EXERCISE DETAILS
Gather all lines in the records below that include the word "JSON".

MATERIAL FOR THE TASK
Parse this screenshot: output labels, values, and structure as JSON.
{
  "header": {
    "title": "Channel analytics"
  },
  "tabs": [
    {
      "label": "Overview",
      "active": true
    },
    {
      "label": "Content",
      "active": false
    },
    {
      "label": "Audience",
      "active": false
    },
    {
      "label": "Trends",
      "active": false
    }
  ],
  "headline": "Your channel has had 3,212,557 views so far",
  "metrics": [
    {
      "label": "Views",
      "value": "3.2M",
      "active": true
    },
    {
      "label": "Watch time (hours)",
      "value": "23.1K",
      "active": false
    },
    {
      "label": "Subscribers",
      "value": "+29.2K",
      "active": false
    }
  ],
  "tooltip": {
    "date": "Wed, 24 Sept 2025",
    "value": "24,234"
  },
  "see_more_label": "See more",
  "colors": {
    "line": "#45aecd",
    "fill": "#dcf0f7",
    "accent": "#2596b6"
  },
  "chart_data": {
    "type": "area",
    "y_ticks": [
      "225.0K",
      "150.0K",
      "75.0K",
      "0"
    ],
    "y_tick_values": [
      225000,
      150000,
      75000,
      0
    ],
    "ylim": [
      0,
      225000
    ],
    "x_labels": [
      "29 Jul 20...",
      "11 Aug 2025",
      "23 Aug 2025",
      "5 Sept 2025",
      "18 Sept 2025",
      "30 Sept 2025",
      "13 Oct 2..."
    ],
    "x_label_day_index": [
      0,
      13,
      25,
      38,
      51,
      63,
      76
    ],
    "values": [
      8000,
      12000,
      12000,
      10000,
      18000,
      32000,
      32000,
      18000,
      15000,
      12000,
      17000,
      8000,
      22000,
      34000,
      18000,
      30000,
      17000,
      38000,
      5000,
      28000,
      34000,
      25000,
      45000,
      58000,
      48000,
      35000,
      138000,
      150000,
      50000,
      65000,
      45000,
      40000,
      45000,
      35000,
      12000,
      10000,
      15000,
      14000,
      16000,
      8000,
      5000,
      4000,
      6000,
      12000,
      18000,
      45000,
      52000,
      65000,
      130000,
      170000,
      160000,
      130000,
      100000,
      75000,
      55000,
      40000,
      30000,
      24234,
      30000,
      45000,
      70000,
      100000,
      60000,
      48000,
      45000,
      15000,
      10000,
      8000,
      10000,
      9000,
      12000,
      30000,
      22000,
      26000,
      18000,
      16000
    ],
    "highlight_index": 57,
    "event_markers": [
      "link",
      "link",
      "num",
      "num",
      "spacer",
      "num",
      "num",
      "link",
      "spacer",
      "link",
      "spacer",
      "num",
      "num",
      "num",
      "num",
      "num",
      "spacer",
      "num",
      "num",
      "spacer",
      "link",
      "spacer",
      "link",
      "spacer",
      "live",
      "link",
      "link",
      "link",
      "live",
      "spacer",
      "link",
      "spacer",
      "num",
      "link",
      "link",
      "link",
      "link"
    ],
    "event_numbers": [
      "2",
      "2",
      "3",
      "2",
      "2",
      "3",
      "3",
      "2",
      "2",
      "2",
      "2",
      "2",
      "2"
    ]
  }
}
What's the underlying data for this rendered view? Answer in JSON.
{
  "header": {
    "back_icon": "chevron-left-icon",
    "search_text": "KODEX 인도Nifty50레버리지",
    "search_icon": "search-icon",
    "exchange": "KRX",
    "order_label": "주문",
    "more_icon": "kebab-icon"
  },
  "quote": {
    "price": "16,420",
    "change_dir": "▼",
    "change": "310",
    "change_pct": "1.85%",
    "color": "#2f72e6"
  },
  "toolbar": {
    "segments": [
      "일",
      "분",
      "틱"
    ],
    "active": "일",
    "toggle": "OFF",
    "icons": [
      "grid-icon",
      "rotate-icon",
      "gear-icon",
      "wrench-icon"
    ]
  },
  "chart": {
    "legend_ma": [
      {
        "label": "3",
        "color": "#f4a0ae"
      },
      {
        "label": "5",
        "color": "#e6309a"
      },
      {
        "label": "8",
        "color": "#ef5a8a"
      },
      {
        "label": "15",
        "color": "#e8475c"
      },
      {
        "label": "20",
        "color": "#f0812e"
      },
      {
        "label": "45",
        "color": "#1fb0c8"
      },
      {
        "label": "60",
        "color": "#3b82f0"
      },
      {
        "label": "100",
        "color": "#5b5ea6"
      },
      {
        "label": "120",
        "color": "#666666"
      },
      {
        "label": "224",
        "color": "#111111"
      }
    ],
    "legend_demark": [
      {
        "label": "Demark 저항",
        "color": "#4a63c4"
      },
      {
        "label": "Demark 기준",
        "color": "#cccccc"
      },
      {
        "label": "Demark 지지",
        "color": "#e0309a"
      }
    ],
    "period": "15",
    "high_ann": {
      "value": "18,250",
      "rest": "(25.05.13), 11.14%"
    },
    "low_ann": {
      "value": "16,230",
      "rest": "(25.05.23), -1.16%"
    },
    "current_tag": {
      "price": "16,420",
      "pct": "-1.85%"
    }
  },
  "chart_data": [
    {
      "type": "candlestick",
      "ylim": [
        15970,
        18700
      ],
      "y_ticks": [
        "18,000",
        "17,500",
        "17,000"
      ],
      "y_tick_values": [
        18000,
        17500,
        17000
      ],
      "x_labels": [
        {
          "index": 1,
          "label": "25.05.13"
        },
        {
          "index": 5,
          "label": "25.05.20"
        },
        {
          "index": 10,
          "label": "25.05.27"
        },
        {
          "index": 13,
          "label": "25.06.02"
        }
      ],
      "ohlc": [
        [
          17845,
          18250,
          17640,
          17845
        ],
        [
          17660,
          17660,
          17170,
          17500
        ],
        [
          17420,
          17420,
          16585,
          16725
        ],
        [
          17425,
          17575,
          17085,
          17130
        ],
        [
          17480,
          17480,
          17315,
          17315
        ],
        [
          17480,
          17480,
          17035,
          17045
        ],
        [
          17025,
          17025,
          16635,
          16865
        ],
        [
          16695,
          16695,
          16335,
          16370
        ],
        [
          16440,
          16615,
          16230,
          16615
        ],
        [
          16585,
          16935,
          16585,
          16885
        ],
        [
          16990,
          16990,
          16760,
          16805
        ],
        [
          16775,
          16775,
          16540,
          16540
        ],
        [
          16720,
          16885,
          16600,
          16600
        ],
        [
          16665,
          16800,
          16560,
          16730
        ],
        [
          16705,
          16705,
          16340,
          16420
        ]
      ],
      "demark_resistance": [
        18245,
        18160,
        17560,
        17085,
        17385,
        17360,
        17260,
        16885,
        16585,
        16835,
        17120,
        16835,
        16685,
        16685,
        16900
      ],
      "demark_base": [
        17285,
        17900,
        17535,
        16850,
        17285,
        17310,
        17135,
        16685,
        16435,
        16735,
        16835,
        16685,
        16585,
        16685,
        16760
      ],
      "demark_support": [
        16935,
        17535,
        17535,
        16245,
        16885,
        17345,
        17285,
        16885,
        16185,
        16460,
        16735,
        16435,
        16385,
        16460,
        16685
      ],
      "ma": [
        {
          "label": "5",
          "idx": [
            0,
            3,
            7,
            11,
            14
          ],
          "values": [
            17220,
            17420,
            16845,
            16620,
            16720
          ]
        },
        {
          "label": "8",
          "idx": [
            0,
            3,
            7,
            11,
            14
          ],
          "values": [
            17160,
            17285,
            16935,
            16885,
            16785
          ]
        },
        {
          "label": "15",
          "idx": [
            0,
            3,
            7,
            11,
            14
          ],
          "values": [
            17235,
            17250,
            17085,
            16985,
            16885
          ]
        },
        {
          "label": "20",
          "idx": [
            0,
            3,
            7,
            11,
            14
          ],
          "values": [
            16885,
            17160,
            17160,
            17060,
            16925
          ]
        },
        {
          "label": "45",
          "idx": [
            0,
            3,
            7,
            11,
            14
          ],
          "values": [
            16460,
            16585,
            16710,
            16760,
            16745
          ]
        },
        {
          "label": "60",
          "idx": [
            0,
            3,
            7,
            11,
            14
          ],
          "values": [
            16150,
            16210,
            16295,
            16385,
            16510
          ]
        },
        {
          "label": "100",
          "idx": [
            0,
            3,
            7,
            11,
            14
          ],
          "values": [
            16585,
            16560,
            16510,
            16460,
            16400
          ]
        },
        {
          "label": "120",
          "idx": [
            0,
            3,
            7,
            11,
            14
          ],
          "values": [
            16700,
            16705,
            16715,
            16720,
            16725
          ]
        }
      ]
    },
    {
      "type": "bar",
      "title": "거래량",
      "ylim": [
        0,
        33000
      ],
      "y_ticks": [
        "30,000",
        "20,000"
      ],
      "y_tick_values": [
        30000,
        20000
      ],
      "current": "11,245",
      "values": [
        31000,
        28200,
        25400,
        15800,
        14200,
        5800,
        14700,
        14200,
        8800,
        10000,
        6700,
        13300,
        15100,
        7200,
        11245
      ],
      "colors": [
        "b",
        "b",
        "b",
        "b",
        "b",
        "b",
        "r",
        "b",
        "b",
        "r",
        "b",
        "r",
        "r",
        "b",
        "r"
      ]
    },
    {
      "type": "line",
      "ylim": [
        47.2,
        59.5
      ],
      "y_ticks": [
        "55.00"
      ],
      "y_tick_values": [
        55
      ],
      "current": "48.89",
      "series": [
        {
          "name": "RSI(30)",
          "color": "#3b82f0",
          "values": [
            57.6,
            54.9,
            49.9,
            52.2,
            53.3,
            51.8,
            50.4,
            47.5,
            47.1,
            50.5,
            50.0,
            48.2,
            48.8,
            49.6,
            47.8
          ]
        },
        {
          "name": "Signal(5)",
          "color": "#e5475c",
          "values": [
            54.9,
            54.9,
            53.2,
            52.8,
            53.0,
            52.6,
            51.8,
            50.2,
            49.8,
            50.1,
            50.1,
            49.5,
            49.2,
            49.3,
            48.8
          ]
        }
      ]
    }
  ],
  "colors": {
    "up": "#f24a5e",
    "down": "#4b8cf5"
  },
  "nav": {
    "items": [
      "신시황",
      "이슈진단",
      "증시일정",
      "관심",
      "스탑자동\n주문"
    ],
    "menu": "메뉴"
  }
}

OUTPUT FOR THIS EXERCISE
Parse this screenshot: output labels, values, and structure as JSON.
What's the underlying data for this rendered view? Answer in JSON.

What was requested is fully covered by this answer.